> _INSTRUCTION_
Output every entry exactly as written.

> _DATA LISTING_
————————

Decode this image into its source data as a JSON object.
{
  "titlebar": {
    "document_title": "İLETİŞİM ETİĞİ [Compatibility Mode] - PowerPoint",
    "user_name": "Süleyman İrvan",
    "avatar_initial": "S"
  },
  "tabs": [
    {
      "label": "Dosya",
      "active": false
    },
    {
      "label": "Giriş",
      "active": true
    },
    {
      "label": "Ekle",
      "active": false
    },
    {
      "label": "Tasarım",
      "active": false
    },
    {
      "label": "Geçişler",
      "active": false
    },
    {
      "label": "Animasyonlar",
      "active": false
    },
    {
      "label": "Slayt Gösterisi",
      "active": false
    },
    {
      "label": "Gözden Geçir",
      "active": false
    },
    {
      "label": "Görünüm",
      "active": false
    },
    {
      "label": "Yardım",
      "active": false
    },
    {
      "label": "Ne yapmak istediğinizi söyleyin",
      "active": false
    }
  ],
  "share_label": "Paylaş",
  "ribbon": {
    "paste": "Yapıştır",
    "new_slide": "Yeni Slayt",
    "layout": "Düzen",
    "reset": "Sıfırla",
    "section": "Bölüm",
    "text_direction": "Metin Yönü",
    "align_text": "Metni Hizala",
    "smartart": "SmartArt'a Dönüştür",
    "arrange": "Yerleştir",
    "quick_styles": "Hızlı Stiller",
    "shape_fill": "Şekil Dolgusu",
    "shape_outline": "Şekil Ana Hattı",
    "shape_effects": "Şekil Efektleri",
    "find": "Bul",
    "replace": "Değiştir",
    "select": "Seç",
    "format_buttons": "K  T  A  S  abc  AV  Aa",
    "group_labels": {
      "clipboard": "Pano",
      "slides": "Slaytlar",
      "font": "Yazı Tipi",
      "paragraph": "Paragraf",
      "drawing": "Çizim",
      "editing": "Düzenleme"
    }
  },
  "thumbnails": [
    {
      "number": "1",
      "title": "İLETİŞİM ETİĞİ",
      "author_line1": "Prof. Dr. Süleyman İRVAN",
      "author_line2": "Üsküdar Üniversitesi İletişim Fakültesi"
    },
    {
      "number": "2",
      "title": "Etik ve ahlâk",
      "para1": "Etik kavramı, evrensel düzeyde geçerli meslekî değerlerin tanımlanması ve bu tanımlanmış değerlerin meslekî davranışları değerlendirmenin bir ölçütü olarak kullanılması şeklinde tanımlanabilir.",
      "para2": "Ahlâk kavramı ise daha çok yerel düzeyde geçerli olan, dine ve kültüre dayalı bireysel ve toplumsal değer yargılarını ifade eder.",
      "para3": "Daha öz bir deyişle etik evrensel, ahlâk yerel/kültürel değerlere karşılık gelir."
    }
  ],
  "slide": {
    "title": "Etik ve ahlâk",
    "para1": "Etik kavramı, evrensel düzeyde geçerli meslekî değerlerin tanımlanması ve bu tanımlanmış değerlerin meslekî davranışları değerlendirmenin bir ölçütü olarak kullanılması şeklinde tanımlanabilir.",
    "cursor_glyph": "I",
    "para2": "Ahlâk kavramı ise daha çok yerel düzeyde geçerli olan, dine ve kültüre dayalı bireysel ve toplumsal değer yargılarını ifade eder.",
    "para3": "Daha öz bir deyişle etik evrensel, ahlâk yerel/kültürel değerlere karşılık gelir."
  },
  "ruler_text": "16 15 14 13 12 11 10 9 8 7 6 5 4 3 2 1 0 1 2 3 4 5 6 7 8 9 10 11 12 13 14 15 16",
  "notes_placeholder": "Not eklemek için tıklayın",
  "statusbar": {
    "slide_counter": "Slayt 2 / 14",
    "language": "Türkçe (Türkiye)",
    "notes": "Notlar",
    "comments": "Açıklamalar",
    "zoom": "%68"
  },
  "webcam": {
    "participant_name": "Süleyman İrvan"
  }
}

————————

> _EXPECTED OUTPUT_
Decode this image into its source data as a JSON object.
{
  "titlebar": {
    "document_title": "İLETİŞİM ETİĞİ [Compatibility Mode] - PowerPoint",
    "user_name": "Süleyman İrvan",
    "avatar_initial": "S"
  },
  "tabs": [
    {
      "label": "Dosya",
      "active": false
    },
    {
      "label": "Giriş",
      "active": true
    },
    {
      "label": "Ekle",
      "active": false
    },
    {
      "label": "Tasarım",
      "active": false
    },
    {
      "label": "Geçişler",
      "active": false
    },
    {
      "label": "Animasyonlar",
      "active": false
    },
    {
      "label": "Slayt Gösterisi",
      "active": false
    },
    {
      "label": "Gözden Geçir",
      "active": false
    },
    {
      "label": "Görünüm",
      "active": false
    },
    {
      "label": "Yardım",
      "active": false
    },
    {
      "label": "Ne yapmak istediğinizi söyleyin",
      "active": false
    }
  ],
  "share_label": "Paylaş",
  "ribbon": {
    "paste": "Yapıştır",
    "new_slide": "Yeni Slayt",
    "layout": "Düzen",
    "reset": "Sıfırla",
    "section": "Bölüm",
    "text_direction": "Metin Yönü",
    "align_text": "Metni Hizala",
    "smartart": "SmartArt'a Dönüştür",
    "arrange": "Yerleştir",
    "quick_styles": "Hızlı Stiller",
    "shape_fill": "Şekil Dolgusu",
    "shape_outline": "Şekil Ana Hattı",
    "shape_effects": "Şekil Efektleri",
    "find": "Bul",
    "replace": "Değiştir",
    "select": "Seç",
    "format_buttons": "K  T  A  S  abc  AV  Aa",
    "group_labels": {
      "clipboard": "Pano",
      "slides": "Slaytlar",
      "font": "Yazı Tipi",
      "paragraph": "Paragraf",
      "drawing": "Çizim",
      "editing": "Düzenleme"
    }
  },
  "thumbnails": [
    {
      "number": "1",
      "title": "İLETİŞİM ETİĞİ",
      "author_line1": "Prof. Dr. Süleyman İRVAN",
      "author_line2": "Üsküdar Üniversitesi İletişim Fakültesi"
    },
    {
      "number": "2",
      "title": "Etik ve ahlâk",
      "para1": "Etik kavramı, evrensel düzeyde geçerli meslekî değerlerin tanımlanması ve bu tanımlanmış değerlerin meslekî davranışları değerlendirmenin bir ölçütü olarak kullanılması şeklinde tanımlanabilir.",
      "para2": "Ahlâk kavramı ise daha çok yerel düzeyde geçerli olan, dine ve kültüre dayalı bireysel ve toplumsal değer yargılarını ifade eder.",
      "para3": "Daha öz bir deyişle etik evrensel, ahlâk yerel/kültürel değerlere karşılık gelir."
    }
  ],
  "slide": {
    "title": "Etik ve ahlâk",
    "para1": "Etik kavramı, evrensel düzeyde geçerli meslekî değerlerin tanımlanması ve bu tanımlanmış değerlerin meslekî davranışları değerlendirmenin bir ölçütü olarak kullanılması şeklinde tanımlanabilir.",
    "cursor_glyph": "I",
    "para2": "Ahlâk kavramı ise daha çok yerel düzeyde geçerli olan, dine ve kültüre dayalı bireysel ve toplumsal değer yargılarını ifade eder.",
    "para3": "Daha öz bir deyişle etik evrensel, ahlâk yerel/kültürel değerlere karşılık gelir."
  },
  "ruler_text": "16 15 14 13 12 11 10 9 8 7 6 5 4 3 2 1 0 1 2 3 4 5 6 7 8 9 10 11 12 13 14 15 16",
  "notes_placeholder": "Not eklemek için tıklayın",
  "statusbar": {
    "slide_counter": "Slayt 2 / 14",
    "language": "Türkçe (Türkiye)",
    "notes": "Notlar",
    "comments": "Açıklamalar",
    "zoom": "%68"
  },
  "webcam": {
    "participant_name": "Süleyman İrvan"
  }
}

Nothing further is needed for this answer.